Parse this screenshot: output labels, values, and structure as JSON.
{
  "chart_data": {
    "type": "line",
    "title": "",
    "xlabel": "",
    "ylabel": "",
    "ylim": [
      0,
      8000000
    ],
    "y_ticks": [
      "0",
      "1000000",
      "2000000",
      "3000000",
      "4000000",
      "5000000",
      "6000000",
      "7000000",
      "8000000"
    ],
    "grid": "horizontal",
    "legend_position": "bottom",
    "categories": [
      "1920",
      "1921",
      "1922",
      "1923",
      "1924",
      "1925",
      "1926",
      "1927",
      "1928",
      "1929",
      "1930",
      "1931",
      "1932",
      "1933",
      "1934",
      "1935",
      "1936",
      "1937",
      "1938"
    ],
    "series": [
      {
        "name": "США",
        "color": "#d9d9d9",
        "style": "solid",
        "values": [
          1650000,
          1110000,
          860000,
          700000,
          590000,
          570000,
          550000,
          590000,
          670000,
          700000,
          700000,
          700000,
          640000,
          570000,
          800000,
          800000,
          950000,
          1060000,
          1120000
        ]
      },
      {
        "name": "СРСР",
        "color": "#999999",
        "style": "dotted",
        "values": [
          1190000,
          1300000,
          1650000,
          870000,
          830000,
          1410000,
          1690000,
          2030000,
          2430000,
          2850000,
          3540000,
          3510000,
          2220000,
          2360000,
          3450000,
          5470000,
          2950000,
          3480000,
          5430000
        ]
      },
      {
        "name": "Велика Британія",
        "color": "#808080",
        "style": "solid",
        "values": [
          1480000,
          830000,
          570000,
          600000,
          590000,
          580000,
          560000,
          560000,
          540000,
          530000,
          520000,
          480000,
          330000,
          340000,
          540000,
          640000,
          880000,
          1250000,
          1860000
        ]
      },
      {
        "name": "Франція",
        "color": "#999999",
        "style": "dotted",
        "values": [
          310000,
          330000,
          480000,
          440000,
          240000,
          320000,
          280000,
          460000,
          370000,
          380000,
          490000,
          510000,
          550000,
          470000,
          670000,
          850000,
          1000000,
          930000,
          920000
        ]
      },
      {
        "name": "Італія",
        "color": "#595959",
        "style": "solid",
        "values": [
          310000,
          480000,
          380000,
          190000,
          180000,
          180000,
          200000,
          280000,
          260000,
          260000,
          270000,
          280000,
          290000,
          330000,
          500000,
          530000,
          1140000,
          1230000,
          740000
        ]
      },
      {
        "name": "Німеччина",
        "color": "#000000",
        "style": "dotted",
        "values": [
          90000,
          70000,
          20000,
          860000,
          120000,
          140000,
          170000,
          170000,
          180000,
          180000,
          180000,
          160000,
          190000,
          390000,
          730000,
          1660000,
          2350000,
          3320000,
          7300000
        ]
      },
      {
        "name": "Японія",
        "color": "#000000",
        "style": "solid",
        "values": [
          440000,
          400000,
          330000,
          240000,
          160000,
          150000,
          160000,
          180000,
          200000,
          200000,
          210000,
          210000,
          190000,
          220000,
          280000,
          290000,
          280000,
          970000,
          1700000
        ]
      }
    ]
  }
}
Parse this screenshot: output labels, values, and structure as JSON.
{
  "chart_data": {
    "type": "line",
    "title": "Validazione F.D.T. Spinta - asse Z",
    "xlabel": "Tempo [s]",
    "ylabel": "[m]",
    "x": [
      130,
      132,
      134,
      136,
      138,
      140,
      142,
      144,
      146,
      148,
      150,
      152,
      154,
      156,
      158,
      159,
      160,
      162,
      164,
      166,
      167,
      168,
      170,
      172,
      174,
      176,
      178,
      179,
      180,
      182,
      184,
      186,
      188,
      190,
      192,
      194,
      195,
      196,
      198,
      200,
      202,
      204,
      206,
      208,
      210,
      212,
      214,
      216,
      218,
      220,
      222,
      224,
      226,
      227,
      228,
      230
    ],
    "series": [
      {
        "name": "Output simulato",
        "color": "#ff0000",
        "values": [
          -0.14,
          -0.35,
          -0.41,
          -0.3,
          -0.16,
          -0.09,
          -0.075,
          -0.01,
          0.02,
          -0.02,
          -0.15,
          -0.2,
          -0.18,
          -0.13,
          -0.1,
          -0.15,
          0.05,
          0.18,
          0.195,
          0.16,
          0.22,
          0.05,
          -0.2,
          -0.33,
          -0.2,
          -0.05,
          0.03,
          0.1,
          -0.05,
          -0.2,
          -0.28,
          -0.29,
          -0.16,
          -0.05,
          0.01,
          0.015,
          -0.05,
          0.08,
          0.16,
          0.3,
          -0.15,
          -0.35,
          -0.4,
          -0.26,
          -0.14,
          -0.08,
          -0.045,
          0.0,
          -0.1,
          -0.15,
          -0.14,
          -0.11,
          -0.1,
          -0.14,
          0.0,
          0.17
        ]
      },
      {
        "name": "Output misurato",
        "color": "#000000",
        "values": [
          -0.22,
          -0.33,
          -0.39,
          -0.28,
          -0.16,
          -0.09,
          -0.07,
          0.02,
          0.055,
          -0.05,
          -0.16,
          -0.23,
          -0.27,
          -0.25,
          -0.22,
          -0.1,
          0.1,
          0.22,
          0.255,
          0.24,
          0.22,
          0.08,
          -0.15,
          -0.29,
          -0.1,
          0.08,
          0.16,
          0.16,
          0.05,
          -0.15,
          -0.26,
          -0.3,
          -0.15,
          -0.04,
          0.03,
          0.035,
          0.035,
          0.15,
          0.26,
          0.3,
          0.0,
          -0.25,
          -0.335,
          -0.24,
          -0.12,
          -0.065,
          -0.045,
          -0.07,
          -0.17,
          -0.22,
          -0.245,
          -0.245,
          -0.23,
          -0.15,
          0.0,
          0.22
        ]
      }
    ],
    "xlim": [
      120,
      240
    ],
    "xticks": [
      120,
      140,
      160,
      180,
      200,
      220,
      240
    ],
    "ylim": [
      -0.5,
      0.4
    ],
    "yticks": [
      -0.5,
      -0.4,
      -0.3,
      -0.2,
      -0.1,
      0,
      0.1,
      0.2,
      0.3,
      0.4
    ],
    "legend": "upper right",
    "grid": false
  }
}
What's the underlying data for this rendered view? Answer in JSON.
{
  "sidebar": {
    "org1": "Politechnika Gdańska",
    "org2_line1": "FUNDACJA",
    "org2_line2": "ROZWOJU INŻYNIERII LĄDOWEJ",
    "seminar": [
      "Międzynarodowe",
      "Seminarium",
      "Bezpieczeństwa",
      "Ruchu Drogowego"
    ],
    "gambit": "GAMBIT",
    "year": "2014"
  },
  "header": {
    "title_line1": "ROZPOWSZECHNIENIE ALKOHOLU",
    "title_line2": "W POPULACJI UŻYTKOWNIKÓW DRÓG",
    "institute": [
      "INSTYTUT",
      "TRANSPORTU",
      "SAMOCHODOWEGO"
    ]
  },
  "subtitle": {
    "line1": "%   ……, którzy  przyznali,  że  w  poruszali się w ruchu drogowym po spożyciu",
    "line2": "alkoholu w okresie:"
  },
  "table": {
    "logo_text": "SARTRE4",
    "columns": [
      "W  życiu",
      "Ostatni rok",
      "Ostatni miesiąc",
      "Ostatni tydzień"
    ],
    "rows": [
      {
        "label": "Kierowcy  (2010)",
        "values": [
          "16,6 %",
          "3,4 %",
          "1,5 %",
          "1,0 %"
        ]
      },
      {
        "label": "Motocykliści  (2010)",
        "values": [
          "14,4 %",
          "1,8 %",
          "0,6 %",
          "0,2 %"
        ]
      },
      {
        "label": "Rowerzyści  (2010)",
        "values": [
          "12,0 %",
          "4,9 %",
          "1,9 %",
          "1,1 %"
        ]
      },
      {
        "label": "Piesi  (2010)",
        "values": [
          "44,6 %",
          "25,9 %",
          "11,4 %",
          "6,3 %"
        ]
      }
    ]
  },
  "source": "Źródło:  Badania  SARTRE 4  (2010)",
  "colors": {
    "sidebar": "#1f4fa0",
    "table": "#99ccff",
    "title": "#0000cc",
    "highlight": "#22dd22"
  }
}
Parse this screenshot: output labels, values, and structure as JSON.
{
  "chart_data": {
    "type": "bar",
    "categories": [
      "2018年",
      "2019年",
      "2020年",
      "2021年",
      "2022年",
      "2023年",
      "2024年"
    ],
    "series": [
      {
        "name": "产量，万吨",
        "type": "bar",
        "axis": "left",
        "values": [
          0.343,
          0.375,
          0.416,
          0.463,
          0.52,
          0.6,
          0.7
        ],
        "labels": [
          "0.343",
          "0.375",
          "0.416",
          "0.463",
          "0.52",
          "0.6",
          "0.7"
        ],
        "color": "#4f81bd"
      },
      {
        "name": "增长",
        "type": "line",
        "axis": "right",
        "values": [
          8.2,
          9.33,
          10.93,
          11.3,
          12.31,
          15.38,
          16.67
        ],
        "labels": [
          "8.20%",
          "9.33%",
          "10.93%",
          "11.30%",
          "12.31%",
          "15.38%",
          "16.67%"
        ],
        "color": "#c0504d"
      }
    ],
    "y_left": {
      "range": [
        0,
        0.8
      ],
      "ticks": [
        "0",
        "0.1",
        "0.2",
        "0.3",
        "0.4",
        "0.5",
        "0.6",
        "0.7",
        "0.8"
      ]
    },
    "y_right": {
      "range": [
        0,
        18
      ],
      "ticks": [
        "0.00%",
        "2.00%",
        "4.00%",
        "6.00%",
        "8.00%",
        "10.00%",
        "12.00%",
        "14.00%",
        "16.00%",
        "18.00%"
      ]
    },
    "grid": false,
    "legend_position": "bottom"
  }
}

· · · · ·

THE PROBLEM> Go through the records and copy each line with "Ostatni" in it.

WRITTEN SOLUTION>
      "Ostatni rok",
      "Ostatni miesiąc",
      "Ostatni tydzień"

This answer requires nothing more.